-- begin --
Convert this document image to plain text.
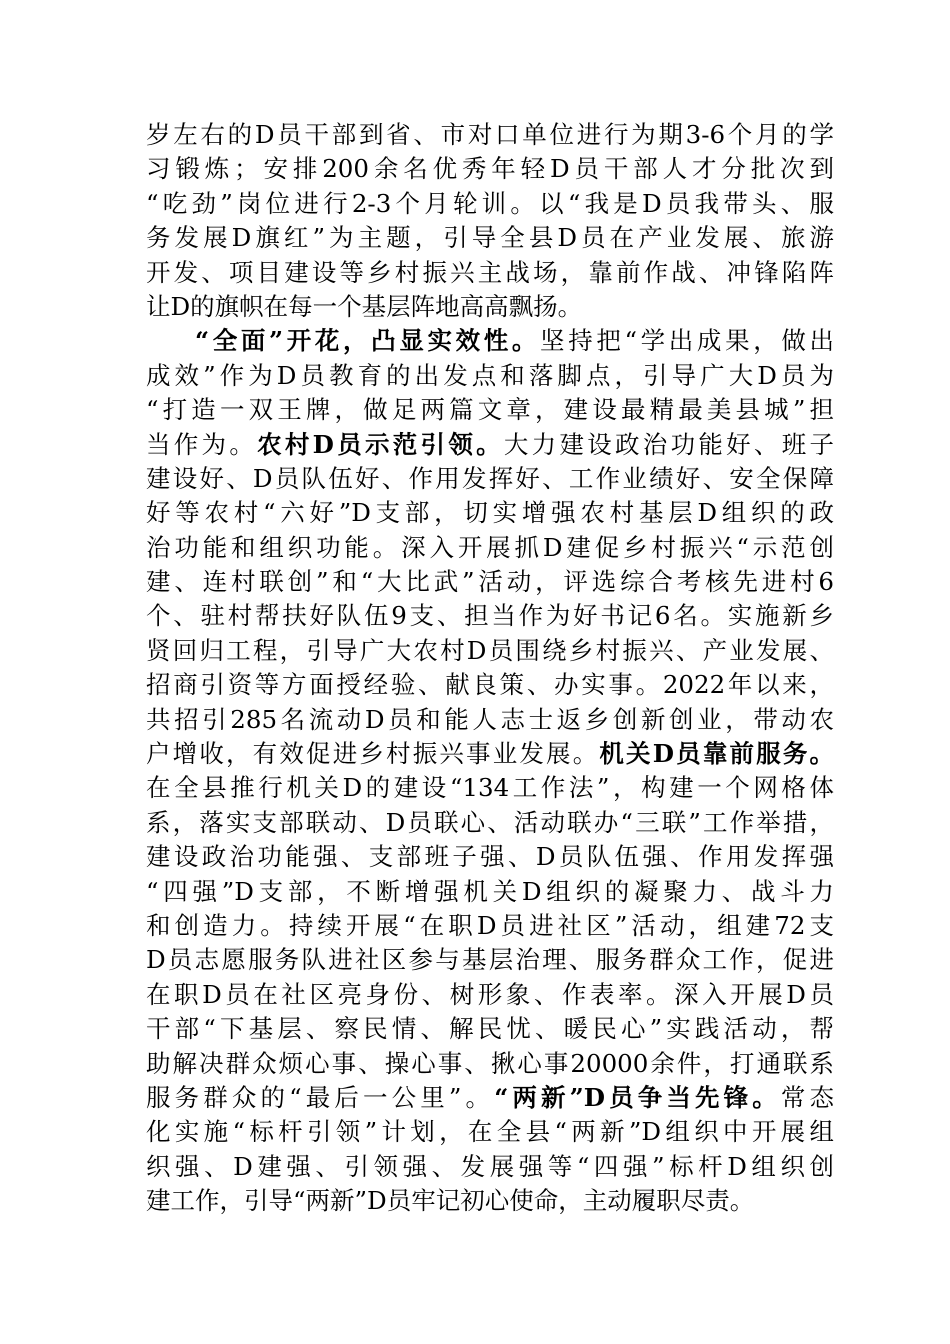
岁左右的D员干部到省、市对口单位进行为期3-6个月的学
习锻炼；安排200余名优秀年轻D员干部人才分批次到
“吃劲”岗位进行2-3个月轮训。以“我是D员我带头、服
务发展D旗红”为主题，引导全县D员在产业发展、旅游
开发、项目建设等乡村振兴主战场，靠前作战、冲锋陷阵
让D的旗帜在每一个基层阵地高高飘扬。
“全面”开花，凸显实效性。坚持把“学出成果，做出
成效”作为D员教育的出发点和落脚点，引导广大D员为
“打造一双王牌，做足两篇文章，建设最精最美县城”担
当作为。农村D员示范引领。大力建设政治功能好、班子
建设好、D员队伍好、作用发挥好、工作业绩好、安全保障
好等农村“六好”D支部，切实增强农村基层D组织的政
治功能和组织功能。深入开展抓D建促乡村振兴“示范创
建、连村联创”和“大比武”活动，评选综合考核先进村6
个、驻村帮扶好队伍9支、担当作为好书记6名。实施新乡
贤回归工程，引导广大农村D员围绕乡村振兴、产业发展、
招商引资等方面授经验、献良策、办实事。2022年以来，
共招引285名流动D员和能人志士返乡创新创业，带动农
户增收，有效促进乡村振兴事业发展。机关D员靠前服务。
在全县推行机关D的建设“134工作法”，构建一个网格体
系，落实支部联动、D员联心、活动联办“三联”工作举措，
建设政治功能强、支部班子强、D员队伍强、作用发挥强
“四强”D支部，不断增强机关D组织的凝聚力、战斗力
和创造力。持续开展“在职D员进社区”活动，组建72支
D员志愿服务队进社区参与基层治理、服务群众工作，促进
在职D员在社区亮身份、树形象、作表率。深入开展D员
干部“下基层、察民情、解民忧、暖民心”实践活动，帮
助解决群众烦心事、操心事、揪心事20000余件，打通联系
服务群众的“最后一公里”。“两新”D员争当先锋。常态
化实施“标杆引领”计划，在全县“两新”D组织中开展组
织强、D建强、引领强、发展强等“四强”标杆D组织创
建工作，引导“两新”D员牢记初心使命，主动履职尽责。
-- end --
-- begin --
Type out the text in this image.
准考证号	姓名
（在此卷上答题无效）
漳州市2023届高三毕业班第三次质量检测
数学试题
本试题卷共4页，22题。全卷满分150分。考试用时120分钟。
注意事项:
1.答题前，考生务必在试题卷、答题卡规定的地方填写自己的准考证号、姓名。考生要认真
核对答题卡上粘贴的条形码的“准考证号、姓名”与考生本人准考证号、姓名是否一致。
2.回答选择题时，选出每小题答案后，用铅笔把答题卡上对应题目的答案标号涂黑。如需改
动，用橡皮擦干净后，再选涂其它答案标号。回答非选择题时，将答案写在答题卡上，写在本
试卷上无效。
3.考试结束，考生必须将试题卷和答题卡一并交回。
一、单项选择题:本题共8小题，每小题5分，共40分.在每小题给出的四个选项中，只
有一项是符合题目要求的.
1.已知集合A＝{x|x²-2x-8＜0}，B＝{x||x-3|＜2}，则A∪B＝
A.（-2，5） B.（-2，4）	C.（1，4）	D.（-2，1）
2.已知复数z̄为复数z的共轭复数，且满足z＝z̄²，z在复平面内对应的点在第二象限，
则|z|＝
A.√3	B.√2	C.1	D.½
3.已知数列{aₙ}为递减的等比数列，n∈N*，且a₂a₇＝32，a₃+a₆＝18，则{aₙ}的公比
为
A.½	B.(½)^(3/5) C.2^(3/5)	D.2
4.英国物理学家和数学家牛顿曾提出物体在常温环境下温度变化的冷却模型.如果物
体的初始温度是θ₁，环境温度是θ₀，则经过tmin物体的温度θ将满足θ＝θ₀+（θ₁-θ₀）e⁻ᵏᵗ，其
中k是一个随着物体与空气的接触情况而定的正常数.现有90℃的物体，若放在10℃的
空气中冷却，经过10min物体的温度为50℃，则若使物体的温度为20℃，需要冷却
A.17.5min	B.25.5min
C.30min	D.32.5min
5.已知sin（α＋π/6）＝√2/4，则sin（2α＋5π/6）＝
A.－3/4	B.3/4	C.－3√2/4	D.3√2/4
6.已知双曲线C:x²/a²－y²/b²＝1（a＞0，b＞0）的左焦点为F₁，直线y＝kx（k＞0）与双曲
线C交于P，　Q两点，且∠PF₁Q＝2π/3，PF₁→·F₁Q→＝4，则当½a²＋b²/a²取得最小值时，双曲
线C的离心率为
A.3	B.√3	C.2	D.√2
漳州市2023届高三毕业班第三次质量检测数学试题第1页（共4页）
-- end --
-- begin --
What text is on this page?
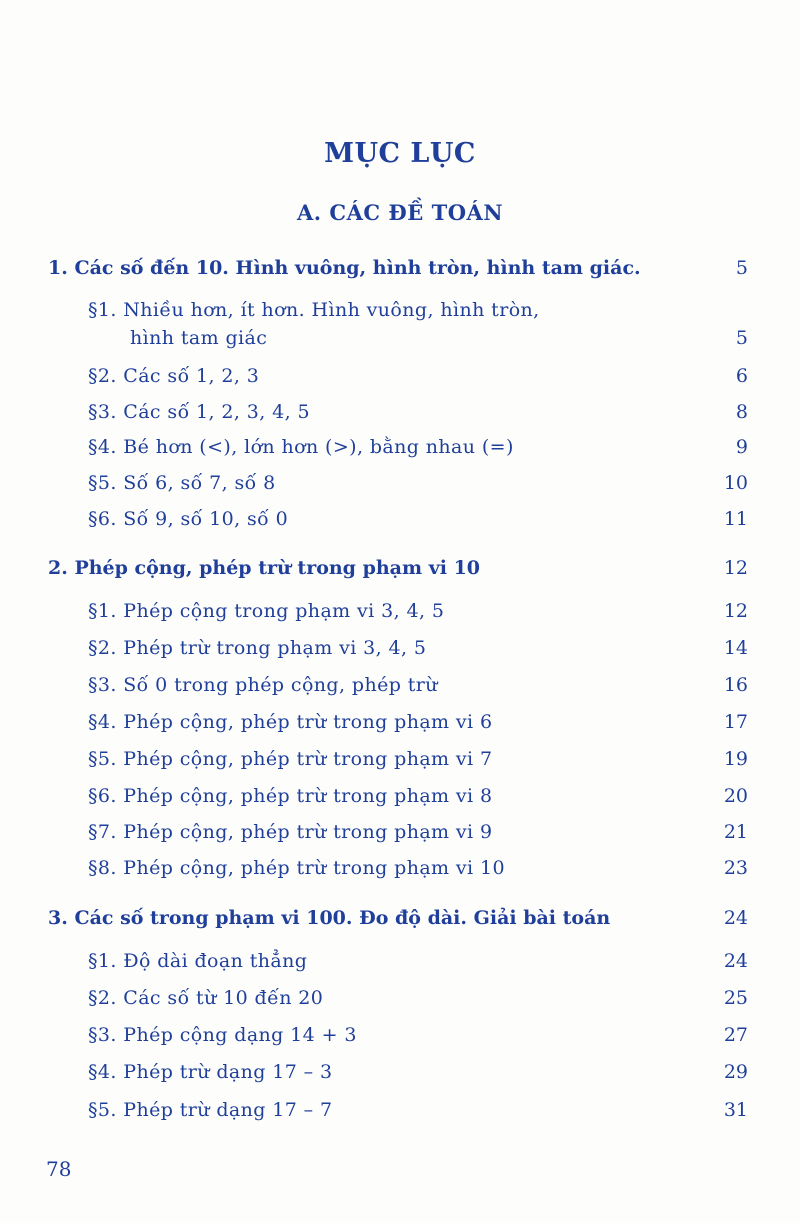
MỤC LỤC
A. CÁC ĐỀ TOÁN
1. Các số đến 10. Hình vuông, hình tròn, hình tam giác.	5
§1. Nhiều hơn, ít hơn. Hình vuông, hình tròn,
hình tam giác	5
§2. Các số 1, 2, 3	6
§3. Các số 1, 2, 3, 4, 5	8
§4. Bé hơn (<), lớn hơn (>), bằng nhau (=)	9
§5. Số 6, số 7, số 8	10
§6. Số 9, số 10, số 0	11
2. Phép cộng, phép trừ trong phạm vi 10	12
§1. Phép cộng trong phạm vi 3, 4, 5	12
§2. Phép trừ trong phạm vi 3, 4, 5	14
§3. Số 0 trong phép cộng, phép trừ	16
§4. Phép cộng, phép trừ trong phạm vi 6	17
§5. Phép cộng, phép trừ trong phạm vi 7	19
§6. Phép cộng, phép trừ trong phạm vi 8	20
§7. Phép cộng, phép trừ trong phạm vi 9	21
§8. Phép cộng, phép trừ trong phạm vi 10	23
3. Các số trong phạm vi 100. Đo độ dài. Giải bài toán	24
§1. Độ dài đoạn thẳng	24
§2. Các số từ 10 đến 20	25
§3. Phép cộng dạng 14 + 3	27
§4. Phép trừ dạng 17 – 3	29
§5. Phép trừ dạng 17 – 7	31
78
-- end --
Do this ▸
Read the entries above, then pull out the lines that include "text".

Reply ▸
Convert this document image to plain text.
Type out the text in this image.
What text is on this page?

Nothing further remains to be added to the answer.